Repeat every entry word for word, but leave the images out of your copy.

— begin SUPPLIED RECORDS —

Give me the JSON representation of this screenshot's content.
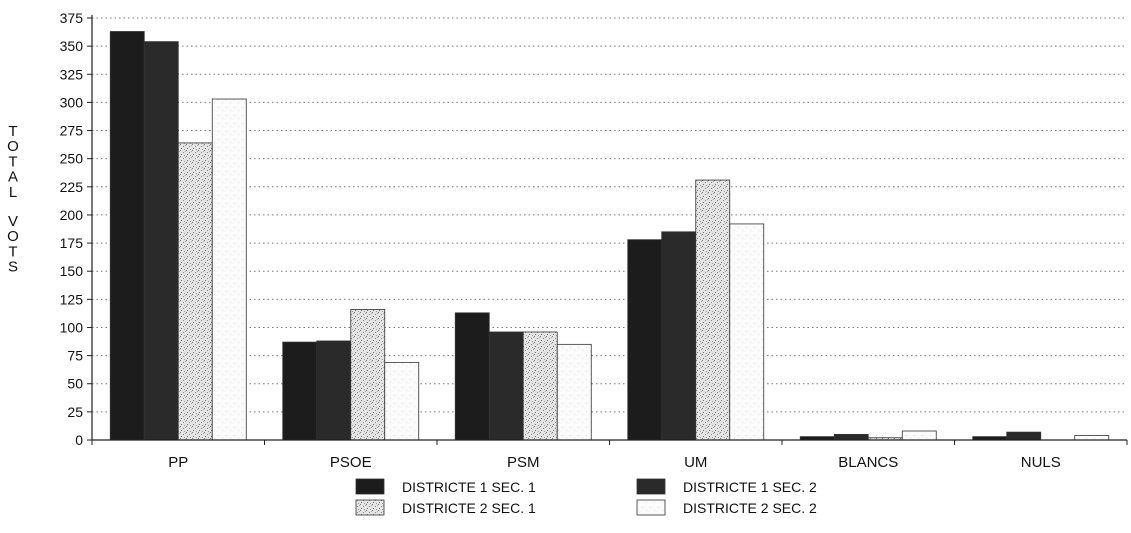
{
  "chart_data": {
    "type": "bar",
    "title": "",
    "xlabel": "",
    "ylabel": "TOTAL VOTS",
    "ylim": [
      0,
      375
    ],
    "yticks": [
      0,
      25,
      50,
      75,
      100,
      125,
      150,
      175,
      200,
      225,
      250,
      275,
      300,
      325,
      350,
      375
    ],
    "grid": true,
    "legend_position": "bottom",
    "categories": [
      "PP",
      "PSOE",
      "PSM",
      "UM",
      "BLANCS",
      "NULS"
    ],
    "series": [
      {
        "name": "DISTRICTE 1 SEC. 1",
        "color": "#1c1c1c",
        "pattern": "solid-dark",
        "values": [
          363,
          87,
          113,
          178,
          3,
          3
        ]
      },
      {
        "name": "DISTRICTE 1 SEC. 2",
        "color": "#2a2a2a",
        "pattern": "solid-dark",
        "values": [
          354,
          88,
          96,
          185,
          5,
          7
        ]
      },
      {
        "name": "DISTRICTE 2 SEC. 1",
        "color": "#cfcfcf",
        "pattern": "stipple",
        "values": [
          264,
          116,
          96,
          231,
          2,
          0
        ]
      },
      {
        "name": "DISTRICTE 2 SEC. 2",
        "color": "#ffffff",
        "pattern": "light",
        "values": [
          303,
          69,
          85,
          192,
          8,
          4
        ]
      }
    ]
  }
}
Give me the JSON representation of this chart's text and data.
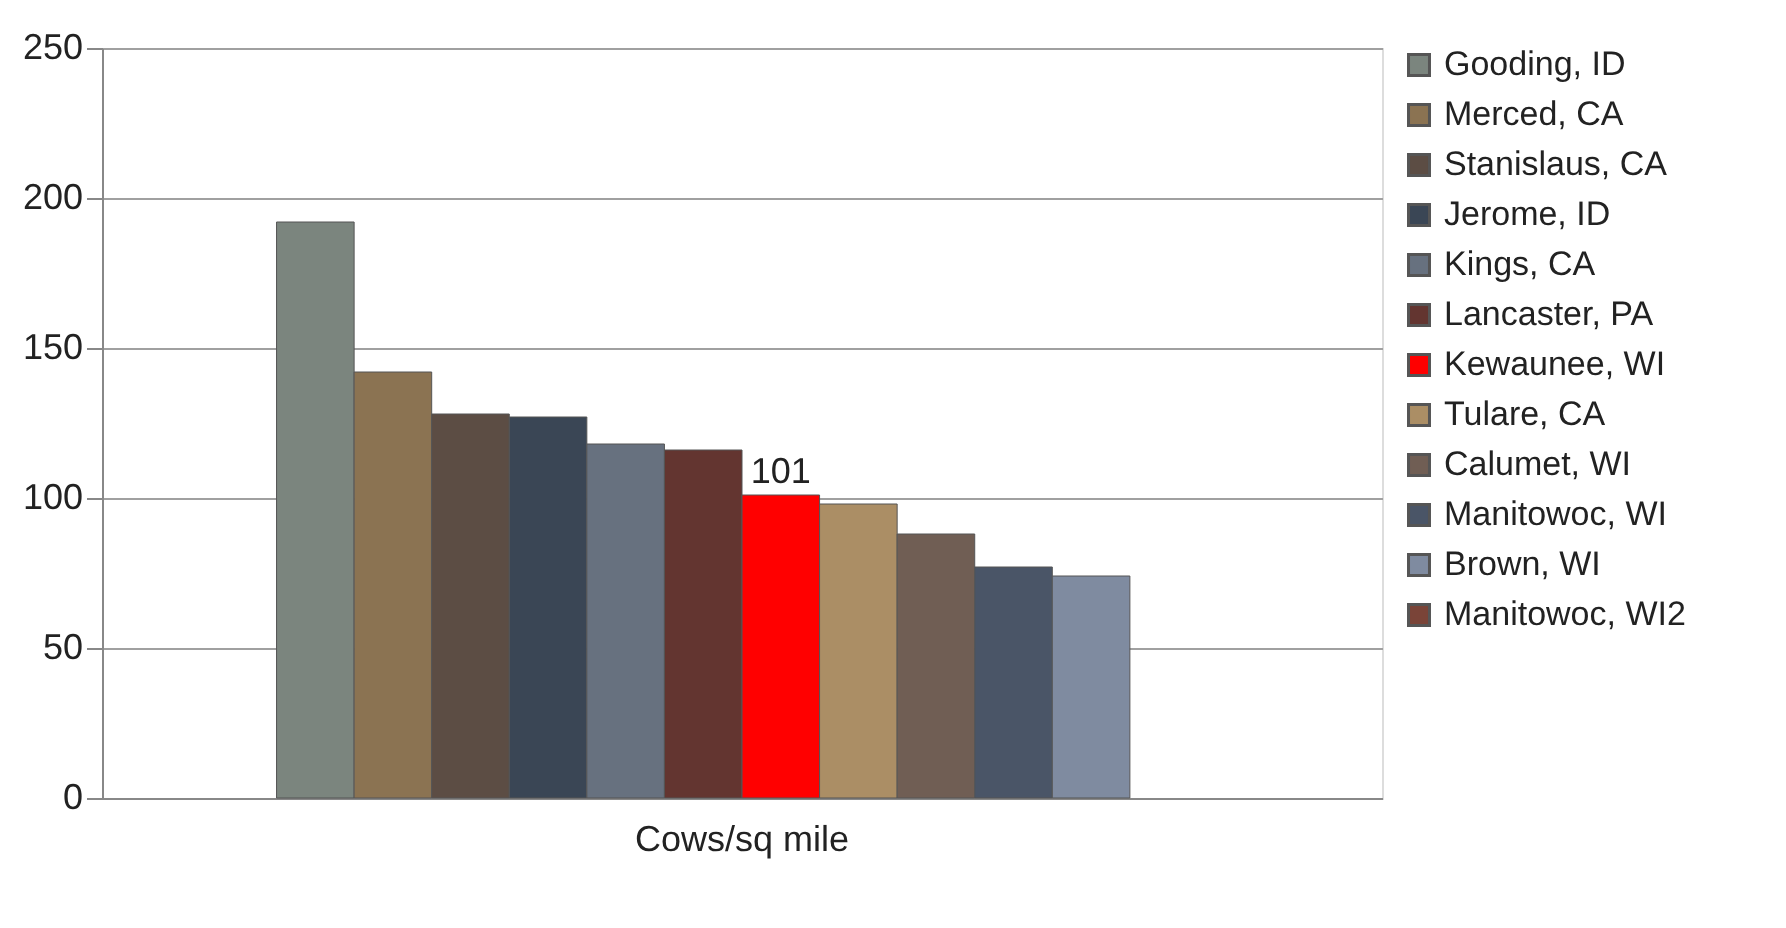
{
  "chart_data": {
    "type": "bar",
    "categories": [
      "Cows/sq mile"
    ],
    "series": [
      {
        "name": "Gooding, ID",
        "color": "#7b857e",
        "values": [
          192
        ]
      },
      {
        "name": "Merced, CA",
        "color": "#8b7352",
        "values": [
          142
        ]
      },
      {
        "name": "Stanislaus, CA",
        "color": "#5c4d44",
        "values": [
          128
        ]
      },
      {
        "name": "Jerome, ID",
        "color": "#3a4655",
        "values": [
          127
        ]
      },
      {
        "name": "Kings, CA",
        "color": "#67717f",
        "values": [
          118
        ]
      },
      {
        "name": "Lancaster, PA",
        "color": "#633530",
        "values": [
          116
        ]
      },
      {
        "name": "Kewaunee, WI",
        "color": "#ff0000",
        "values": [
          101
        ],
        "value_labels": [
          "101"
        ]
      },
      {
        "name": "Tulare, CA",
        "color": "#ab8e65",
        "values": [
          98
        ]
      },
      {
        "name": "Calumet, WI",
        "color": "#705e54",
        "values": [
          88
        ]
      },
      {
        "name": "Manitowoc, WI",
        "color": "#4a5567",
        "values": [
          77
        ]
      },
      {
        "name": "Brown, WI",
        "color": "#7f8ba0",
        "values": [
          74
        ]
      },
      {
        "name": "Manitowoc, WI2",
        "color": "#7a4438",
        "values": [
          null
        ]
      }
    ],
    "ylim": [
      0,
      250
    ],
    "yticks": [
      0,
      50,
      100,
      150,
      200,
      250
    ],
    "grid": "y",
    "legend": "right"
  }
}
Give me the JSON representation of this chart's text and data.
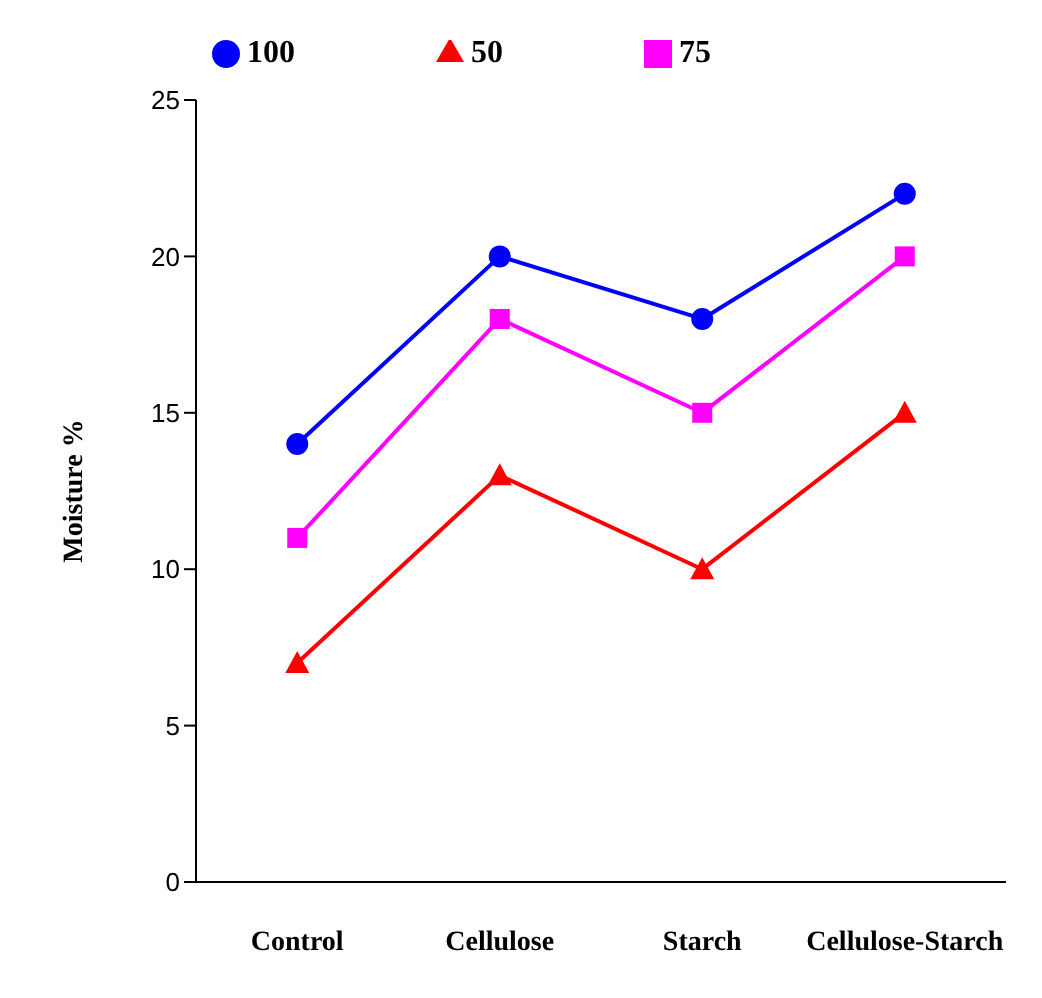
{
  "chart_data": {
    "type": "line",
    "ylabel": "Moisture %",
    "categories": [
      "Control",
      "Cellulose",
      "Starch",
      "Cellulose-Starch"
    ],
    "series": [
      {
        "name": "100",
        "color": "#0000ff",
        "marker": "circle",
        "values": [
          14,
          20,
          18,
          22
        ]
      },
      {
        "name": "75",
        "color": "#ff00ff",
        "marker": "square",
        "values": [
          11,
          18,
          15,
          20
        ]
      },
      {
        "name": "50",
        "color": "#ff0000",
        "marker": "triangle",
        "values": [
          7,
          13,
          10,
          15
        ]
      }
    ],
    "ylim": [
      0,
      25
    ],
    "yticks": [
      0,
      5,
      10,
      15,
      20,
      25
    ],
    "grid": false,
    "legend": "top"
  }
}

— end SUPPLIED RECORDS —

* _WRITTEN REPLY_:
Give me the JSON representation of this screenshot's content.
{
  "chart_data": {
    "type": "bar",
    "title": "",
    "xlabel": "",
    "ylabel": "TOTAL VOTS",
    "ylim": [
      0,
      375
    ],
    "yticks": [
      0,
      25,
      50,
      75,
      100,
      125,
      150,
      175,
      200,
      225,
      250,
      275,
      300,
      325,
      350,
      375
    ],
    "grid": true,
    "legend_position": "bottom",
    "categories": [
      "PP",
      "PSOE",
      "PSM",
      "UM",
      "BLANCS",
      "NULS"
    ],
    "series": [
      {
        "name": "DISTRICTE 1 SEC. 1",
        "color": "#1c1c1c",
        "pattern": "solid-dark",
        "values": [
          363,
          87,
          113,
          178,
          3,
          3
        ]
      },
      {
        "name": "DISTRICTE 1 SEC. 2",
        "color": "#2a2a2a",
        "pattern": "solid-dark",
        "values": [
          354,
          88,
          96,
          185,
          5,
          7
        ]
      },
      {
        "name": "DISTRICTE 2 SEC. 1",
        "color": "#cfcfcf",
        "pattern": "stipple",
        "values": [
          264,
          116,
          96,
          231,
          2,
          0
        ]
      },
      {
        "name": "DISTRICTE 2 SEC. 2",
        "color": "#ffffff",
        "pattern": "light",
        "values": [
          303,
          69,
          85,
          192,
          8,
          4
        ]
      }
    ]
  }
}
Give me the JSON representation of this chart's text and data.
{
  "chart_data": {
    "type": "bar",
    "categories": [
      "Cows/sq mile"
    ],
    "series": [
      {
        "name": "Gooding, ID",
        "color": "#7b857e",
        "values": [
          192
        ]
      },
      {
        "name": "Merced, CA",
        "color": "#8b7352",
        "values": [
          142
        ]
      },
      {
        "name": "Stanislaus, CA",
        "color": "#5c4d44",
        "values": [
          128
        ]
      },
      {
        "name": "Jerome, ID",
        "color": "#3a4655",
        "values": [
          127
        ]
      },
      {
        "name": "Kings, CA",
        "color": "#67717f",
        "values": [
          118
        ]
      },
      {
        "name": "Lancaster, PA",
        "color": "#633530",
        "values": [
          116
        ]
      },
      {
        "name": "Kewaunee, WI",
        "color": "#ff0000",
        "values": [
          101
        ],
        "value_labels": [
          "101"
        ]
      },
      {
        "name": "Tulare, CA",
        "color": "#ab8e65",
        "values": [
          98
        ]
      },
      {
        "name": "Calumet, WI",
        "color": "#705e54",
        "values": [
          88
        ]
      },
      {
        "name": "Manitowoc, WI",
        "color": "#4a5567",
        "values": [
          77
        ]
      },
      {
        "name": "Brown, WI",
        "color": "#7f8ba0",
        "values": [
          74
        ]
      },
      {
        "name": "Manitowoc, WI2",
        "color": "#7a4438",
        "values": [
          null
        ]
      }
    ],
    "ylim": [
      0,
      250
    ],
    "yticks": [
      0,
      50,
      100,
      150,
      200,
      250
    ],
    "grid": "y",
    "legend": "right"
  }
}
Give me the JSON representation of this chart's text and data.
{
  "chart_data": {
    "type": "line",
    "ylabel": "Moisture %",
    "categories": [
      "Control",
      "Cellulose",
      "Starch",
      "Cellulose-Starch"
    ],
    "series": [
      {
        "name": "100",
        "color": "#0000ff",
        "marker": "circle",
        "values": [
          14,
          20,
          18,
          22
        ]
      },
      {
        "name": "75",
        "color": "#ff00ff",
        "marker": "square",
        "values": [
          11,
          18,
          15,
          20
        ]
      },
      {
        "name": "50",
        "color": "#ff0000",
        "marker": "triangle",
        "values": [
          7,
          13,
          10,
          15
        ]
      }
    ],
    "ylim": [
      0,
      25
    ],
    "yticks": [
      0,
      5,
      10,
      15,
      20,
      25
    ],
    "grid": false,
    "legend": "top"
  }
}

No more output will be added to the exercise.